▶ _Data lines_:

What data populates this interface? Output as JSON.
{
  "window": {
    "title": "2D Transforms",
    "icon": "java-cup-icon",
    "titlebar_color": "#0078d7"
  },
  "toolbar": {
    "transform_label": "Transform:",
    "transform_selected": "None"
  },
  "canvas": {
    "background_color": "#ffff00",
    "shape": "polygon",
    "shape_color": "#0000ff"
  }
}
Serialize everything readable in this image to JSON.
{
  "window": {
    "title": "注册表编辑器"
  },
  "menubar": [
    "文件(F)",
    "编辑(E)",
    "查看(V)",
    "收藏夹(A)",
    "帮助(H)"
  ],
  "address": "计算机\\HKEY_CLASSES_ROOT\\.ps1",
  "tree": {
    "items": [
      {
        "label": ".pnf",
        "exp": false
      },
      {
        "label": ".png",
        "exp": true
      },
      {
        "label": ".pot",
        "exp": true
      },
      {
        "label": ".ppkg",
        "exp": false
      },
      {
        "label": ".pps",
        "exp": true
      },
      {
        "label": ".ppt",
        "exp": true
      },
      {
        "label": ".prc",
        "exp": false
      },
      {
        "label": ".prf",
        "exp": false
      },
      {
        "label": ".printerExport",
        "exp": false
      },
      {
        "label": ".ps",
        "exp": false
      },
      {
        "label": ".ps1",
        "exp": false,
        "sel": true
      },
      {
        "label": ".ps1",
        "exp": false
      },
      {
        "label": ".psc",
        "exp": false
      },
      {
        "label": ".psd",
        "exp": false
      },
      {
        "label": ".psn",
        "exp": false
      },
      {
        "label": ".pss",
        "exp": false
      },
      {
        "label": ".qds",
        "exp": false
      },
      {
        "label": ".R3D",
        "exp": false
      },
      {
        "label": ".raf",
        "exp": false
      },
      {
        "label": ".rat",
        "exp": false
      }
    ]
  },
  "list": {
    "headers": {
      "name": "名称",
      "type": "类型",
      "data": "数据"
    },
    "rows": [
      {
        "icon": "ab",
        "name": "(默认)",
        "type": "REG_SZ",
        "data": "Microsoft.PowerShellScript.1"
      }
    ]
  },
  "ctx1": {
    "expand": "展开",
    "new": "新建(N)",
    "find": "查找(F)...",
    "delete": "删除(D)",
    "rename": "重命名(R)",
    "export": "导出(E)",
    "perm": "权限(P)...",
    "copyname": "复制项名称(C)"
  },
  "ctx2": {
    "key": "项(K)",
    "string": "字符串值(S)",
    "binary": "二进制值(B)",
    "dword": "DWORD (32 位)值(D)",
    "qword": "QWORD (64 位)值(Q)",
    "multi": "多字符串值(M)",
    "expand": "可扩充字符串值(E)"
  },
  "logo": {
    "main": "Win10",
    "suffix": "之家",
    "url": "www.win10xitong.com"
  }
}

--

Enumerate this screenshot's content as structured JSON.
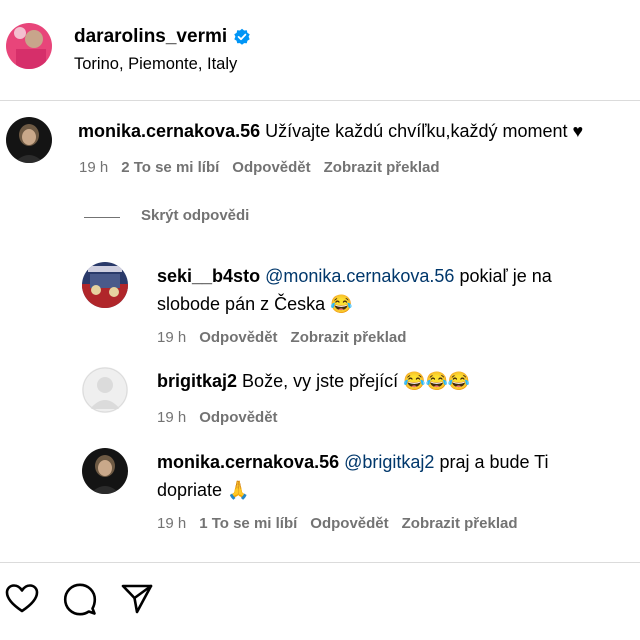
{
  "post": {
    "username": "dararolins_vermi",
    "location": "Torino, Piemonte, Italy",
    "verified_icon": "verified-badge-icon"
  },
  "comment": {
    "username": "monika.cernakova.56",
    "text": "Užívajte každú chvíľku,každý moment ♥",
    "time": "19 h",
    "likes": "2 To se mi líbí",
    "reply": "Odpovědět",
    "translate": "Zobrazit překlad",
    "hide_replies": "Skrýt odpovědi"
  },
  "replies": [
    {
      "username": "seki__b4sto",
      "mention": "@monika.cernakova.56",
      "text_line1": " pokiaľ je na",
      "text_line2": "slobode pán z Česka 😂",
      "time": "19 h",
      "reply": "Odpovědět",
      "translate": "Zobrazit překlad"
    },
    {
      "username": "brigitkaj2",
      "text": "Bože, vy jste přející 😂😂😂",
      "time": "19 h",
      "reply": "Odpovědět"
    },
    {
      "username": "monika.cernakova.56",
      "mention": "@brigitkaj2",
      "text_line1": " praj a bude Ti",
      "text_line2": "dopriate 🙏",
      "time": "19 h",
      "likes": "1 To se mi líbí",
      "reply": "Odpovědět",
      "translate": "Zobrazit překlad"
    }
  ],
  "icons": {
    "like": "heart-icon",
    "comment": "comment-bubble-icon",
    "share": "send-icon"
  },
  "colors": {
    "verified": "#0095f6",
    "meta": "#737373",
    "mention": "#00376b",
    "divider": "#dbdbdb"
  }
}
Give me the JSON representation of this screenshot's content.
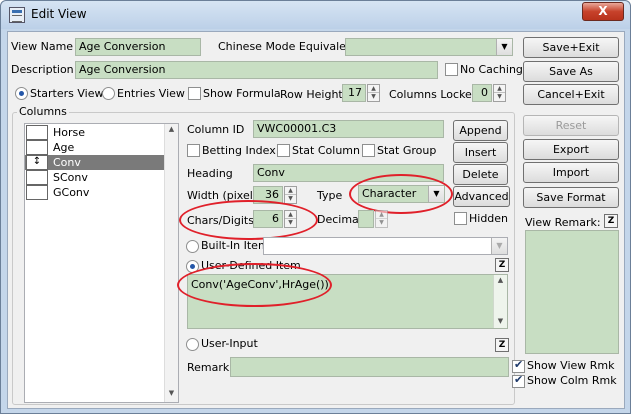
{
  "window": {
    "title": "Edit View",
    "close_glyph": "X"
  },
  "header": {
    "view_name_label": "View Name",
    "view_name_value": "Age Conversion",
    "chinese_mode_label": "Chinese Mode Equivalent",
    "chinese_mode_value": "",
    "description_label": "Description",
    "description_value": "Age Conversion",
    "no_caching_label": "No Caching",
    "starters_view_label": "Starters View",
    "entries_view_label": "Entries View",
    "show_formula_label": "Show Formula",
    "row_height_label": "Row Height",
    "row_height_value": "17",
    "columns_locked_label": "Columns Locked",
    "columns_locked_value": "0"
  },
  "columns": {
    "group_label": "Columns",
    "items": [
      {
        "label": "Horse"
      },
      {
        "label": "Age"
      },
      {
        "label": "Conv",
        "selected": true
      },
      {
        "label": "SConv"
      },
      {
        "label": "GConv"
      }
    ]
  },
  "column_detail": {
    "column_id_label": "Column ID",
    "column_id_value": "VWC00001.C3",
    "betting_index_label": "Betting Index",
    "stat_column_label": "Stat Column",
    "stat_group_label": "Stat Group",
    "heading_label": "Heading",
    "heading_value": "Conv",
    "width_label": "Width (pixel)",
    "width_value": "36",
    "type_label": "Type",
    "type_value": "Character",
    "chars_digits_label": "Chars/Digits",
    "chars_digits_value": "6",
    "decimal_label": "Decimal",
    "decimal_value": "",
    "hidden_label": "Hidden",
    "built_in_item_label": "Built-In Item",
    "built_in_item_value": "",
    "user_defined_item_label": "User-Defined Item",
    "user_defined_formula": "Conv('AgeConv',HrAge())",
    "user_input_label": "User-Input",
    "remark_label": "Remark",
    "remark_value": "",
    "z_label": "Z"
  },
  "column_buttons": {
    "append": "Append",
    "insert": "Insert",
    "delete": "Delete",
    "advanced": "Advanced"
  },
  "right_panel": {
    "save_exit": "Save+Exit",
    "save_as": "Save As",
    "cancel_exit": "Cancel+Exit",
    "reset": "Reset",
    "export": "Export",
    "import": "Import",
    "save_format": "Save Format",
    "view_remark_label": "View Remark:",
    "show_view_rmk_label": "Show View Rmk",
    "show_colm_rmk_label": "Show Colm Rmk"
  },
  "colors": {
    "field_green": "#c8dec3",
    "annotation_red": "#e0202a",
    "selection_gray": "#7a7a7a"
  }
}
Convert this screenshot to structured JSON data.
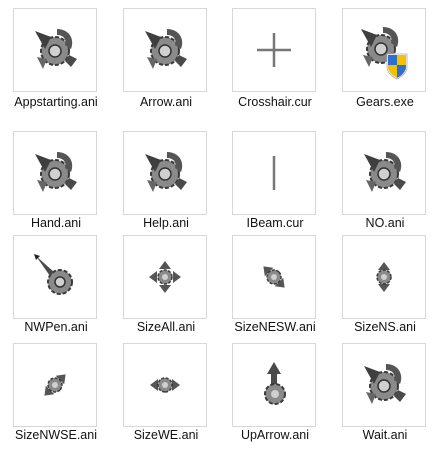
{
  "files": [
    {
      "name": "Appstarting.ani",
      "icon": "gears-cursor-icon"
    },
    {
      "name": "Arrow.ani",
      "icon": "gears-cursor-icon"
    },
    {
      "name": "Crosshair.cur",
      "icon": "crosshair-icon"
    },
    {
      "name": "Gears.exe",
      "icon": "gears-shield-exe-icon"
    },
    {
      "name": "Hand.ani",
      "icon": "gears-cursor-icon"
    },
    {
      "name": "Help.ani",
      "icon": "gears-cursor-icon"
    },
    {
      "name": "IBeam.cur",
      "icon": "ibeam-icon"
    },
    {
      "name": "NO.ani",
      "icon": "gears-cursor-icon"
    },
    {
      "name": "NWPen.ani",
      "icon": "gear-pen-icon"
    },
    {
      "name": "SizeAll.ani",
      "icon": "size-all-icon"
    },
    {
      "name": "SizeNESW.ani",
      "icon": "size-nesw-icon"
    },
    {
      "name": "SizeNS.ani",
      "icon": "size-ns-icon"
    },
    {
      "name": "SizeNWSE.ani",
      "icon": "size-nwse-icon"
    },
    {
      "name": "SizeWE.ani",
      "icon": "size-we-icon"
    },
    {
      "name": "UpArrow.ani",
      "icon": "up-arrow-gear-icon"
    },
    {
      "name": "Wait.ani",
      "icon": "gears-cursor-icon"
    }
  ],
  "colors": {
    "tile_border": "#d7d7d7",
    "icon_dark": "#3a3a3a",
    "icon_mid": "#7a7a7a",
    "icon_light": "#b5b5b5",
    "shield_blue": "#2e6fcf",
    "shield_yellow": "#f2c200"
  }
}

...

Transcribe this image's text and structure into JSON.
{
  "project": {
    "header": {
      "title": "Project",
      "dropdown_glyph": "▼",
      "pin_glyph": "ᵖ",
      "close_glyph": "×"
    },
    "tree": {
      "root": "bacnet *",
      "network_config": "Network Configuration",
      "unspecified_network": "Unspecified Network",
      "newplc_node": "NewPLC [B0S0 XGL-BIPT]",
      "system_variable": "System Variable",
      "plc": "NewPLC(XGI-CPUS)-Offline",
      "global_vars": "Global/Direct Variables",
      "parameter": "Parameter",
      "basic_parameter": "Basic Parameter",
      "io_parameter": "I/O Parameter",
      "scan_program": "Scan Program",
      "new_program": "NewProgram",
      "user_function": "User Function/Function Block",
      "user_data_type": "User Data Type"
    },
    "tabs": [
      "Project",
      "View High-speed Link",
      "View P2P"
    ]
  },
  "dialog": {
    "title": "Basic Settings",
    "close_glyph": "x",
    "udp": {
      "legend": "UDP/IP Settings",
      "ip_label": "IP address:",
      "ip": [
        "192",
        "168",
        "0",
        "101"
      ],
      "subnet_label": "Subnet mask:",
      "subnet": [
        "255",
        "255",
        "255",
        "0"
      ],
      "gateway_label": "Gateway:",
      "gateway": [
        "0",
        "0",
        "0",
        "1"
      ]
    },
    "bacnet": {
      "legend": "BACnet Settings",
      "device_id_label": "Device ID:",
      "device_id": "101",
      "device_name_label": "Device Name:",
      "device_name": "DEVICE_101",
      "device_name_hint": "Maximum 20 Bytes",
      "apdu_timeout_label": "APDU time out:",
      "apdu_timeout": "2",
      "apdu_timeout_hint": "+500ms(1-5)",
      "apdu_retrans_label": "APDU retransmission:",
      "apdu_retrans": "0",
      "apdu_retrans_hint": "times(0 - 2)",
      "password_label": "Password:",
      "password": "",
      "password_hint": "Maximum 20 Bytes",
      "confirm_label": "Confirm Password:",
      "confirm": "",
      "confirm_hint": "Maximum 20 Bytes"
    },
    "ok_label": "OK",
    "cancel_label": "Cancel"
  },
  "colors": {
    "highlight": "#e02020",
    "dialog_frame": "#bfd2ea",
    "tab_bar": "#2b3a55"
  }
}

▶ _To do_:
Reproduce every line from the entries that holds the word "Basic".

▶ _Result for this exercise_:
      "basic_parameter": "Basic Parameter",
    "title": "Basic Settings",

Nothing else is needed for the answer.